BEGIN Supplied records

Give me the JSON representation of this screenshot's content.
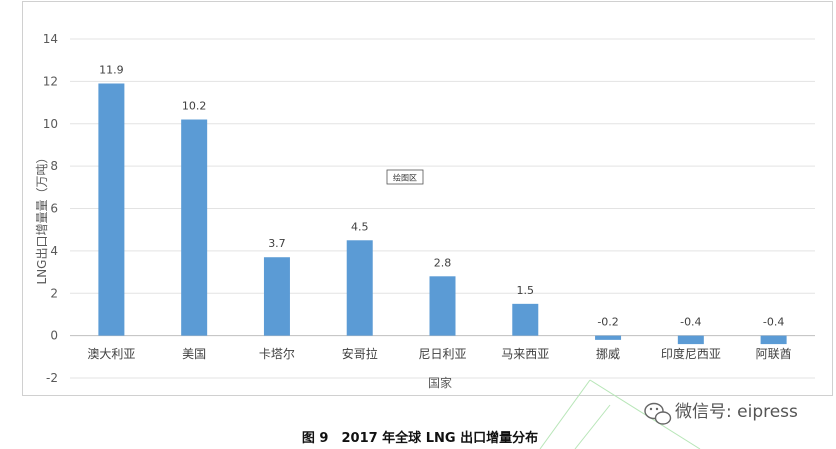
{
  "chart_data": {
    "type": "bar",
    "categories": [
      "澳大利亚",
      "美国",
      "卡塔尔",
      "安哥拉",
      "尼日利亚",
      "马来西亚",
      "挪威",
      "印度尼西亚",
      "阿联酋"
    ],
    "values": [
      11.9,
      10.2,
      3.7,
      4.5,
      2.8,
      1.5,
      -0.2,
      -0.4,
      -0.4
    ],
    "data_labels": [
      "11.9",
      "10.2",
      "3.7",
      "4.5",
      "2.8",
      "1.5",
      "-0.2",
      "-0.4",
      "-0.4"
    ],
    "xlabel": "国家",
    "ylabel": "LNG出口增量量（万吨）",
    "ylim": [
      -2,
      14
    ],
    "yticks": [
      "14",
      "12",
      "10",
      "8",
      "6",
      "4",
      "2",
      "0",
      "-2"
    ],
    "bar_color": "#5B9BD5",
    "grid": true,
    "legend": "none"
  },
  "caption": "图 9　2017 年全球 LNG 出口增量分布",
  "tooltip": "绘图区",
  "watermark": "微信号: eipress"
}
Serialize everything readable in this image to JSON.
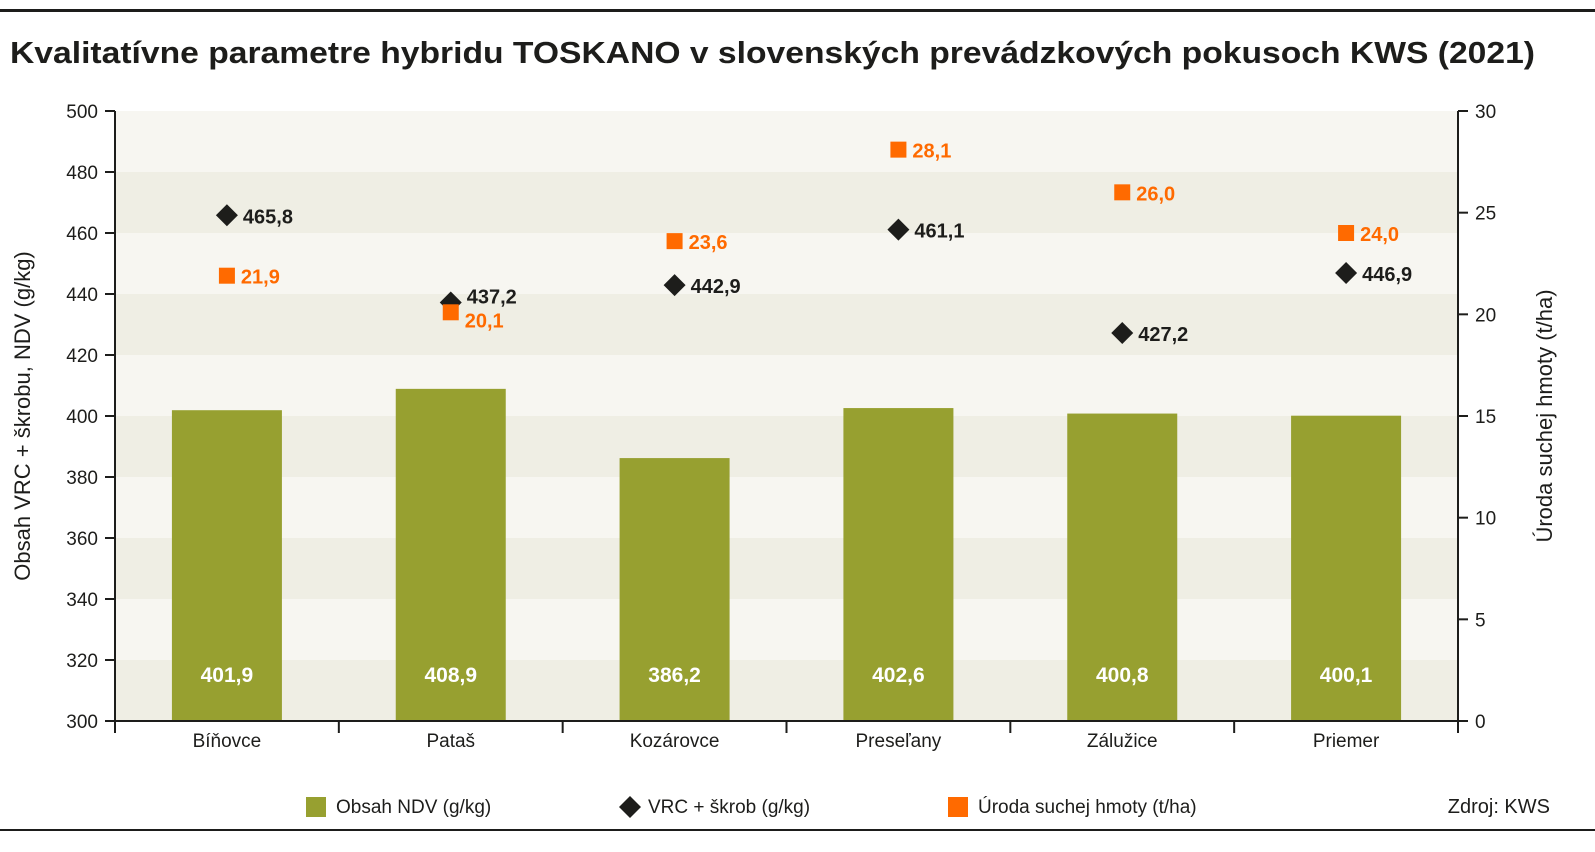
{
  "chart_data": {
    "type": "bar",
    "title": "Kvalitatívne parametre hybridu TOSKANO v slovenských prevádzkových pokusoch KWS (2021)",
    "categories": [
      "Bíňovce",
      "Pataš",
      "Kozárovce",
      "Preseľany",
      "Zálužice",
      "Priemer"
    ],
    "ylabel": "Obsah VRC + škrobu, NDV (g/kg)",
    "y2label": "Úroda suchej hmoty (t/ha)",
    "ylim": [
      300,
      500
    ],
    "y2lim": [
      0,
      30
    ],
    "yticks": [
      300,
      320,
      340,
      360,
      380,
      400,
      420,
      440,
      460,
      480,
      500
    ],
    "y2ticks": [
      0,
      5,
      10,
      15,
      20,
      25,
      30
    ],
    "series": [
      {
        "name": "Obsah NDV (g/kg)",
        "type": "bar",
        "axis": "left",
        "color": "#97a030",
        "values": [
          401.9,
          408.9,
          386.2,
          402.6,
          400.8,
          400.1
        ],
        "labels": [
          "401,9",
          "408,9",
          "386,2",
          "402,6",
          "400,8",
          "400,1"
        ]
      },
      {
        "name": "VRC + škrob (g/kg)",
        "type": "scatter",
        "marker": "diamond",
        "axis": "left",
        "color": "#1d1d1b",
        "values": [
          465.8,
          437.2,
          442.9,
          461.1,
          427.2,
          446.9
        ],
        "labels": [
          "465,8",
          "437,2",
          "442,9",
          "461,1",
          "427,2",
          "446,9"
        ]
      },
      {
        "name": "Úroda suchej hmoty (t/ha)",
        "type": "scatter",
        "marker": "square",
        "axis": "right",
        "color": "#ff6a00",
        "values": [
          21.9,
          20.1,
          23.6,
          28.1,
          26.0,
          24.0
        ],
        "labels": [
          "21,9",
          "20,1",
          "23,6",
          "28,1",
          "26,0",
          "24,0"
        ]
      }
    ],
    "legend": "bottom",
    "source": "Zdroj: KWS"
  }
}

END Supplied records

• [Task objective]
In the entries above, find each line with the string "name" and copy it.

• [Exercise answer]
        "name": "Obsah NDV (g/kg)",
        "name": "VRC + škrob (g/kg)",
        "name": "Úroda suchej hmoty (t/ha)",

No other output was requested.